> [Short task]
Could you write out the records below exactly as they appear?

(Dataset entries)
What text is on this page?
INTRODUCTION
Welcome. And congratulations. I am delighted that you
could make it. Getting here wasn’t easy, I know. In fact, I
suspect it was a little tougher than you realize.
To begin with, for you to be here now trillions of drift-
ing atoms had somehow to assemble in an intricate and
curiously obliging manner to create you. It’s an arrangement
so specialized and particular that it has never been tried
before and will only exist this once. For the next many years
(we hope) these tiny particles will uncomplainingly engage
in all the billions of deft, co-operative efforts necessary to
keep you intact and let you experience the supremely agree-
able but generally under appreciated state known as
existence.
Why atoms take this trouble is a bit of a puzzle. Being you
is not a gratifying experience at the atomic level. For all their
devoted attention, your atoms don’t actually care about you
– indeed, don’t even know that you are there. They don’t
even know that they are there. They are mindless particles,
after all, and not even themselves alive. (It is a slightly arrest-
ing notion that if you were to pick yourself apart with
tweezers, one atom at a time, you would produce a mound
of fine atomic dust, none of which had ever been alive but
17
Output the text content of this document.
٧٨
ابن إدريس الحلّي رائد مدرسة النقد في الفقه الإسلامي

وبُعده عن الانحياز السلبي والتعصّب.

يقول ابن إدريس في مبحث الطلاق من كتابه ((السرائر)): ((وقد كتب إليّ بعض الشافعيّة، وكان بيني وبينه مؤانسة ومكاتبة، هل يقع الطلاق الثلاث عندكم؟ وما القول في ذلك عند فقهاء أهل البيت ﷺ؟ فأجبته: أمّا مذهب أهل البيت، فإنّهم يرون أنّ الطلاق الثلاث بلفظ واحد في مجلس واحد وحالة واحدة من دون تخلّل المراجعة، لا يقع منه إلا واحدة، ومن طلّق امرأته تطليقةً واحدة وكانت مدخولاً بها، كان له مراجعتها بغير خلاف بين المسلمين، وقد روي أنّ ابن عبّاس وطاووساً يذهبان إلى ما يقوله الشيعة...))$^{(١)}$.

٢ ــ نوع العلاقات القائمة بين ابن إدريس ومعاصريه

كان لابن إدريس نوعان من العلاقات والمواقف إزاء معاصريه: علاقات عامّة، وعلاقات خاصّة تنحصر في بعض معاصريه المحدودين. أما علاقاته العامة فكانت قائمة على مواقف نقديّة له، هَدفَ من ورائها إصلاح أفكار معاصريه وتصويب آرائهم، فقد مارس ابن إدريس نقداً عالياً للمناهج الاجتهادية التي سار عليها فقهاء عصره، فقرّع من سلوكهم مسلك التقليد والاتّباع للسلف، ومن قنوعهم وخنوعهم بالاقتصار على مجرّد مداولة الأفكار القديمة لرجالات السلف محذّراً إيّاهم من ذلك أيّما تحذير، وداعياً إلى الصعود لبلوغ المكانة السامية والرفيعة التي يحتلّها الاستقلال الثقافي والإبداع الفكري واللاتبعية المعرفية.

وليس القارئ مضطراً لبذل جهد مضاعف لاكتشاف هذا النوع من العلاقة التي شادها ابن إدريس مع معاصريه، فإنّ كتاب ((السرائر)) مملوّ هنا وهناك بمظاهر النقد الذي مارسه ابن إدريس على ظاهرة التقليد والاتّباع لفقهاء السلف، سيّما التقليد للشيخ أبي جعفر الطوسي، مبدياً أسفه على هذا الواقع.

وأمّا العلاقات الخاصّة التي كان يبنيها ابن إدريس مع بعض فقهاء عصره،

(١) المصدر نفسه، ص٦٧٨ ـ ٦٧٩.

> [Response]
What text is on this page?
INTRODUCTION
Welcome. And congratulations. I am delighted that you
could make it. Getting here wasn’t easy, I know. In fact, I
suspect it was a little tougher than you realize.
To begin with, for you to be here now trillions of drift-
ing atoms had somehow to assemble in an intricate and
curiously obliging manner to create you. It’s an arrangement
so specialized and particular that it has never been tried
before and will only exist this once. For the next many years
(we hope) these tiny particles will uncomplainingly engage
in all the billions of deft, co-operative efforts necessary to
keep you intact and let you experience the supremely agree-
able but generally under appreciated state known as
existence.
Why atoms take this trouble is a bit of a puzzle. Being you
is not a gratifying experience at the atomic level. For all their
devoted attention, your atoms don’t actually care about you
– indeed, don’t even know that you are there. They don’t
even know that they are there. They are mindless particles,
after all, and not even themselves alive. (It is a slightly arrest-
ing notion that if you were to pick yourself apart with
tweezers, one atom at a time, you would produce a mound
of fine atomic dust, none of which had ever been alive but
17
Output the text content of this document.
٧٨
ابن إدريس الحلّي رائد مدرسة النقد في الفقه الإسلامي

وبُعده عن الانحياز السلبي والتعصّب.

يقول ابن إدريس في مبحث الطلاق من كتابه ((السرائر)): ((وقد كتب إليّ بعض الشافعيّة، وكان بيني وبينه مؤانسة ومكاتبة، هل يقع الطلاق الثلاث عندكم؟ وما القول في ذلك عند فقهاء أهل البيت ﷺ؟ فأجبته: أمّا مذهب أهل البيت، فإنّهم يرون أنّ الطلاق الثلاث بلفظ واحد في مجلس واحد وحالة واحدة من دون تخلّل المراجعة، لا يقع منه إلا واحدة، ومن طلّق امرأته تطليقةً واحدة وكانت مدخولاً بها، كان له مراجعتها بغير خلاف بين المسلمين، وقد روي أنّ ابن عبّاس وطاووساً يذهبان إلى ما يقوله الشيعة...))$^{(١)}$.

٢ ــ نوع العلاقات القائمة بين ابن إدريس ومعاصريه

كان لابن إدريس نوعان من العلاقات والمواقف إزاء معاصريه: علاقات عامّة، وعلاقات خاصّة تنحصر في بعض معاصريه المحدودين. أما علاقاته العامة فكانت قائمة على مواقف نقديّة له، هَدفَ من ورائها إصلاح أفكار معاصريه وتصويب آرائهم، فقد مارس ابن إدريس نقداً عالياً للمناهج الاجتهادية التي سار عليها فقهاء عصره، فقرّع من سلوكهم مسلك التقليد والاتّباع للسلف، ومن قنوعهم وخنوعهم بالاقتصار على مجرّد مداولة الأفكار القديمة لرجالات السلف محذّراً إيّاهم من ذلك أيّما تحذير، وداعياً إلى الصعود لبلوغ المكانة السامية والرفيعة التي يحتلّها الاستقلال الثقافي والإبداع الفكري واللاتبعية المعرفية.

وليس القارئ مضطراً لبذل جهد مضاعف لاكتشاف هذا النوع من العلاقة التي شادها ابن إدريس مع معاصريه، فإنّ كتاب ((السرائر)) مملوّ هنا وهناك بمظاهر النقد الذي مارسه ابن إدريس على ظاهرة التقليد والاتّباع لفقهاء السلف، سيّما التقليد للشيخ أبي جعفر الطوسي، مبدياً أسفه على هذا الواقع.

وأمّا العلاقات الخاصّة التي كان يبنيها ابن إدريس مع بعض فقهاء عصره،

(١) المصدر نفسه، ص٦٧٨ ـ ٦٧٩.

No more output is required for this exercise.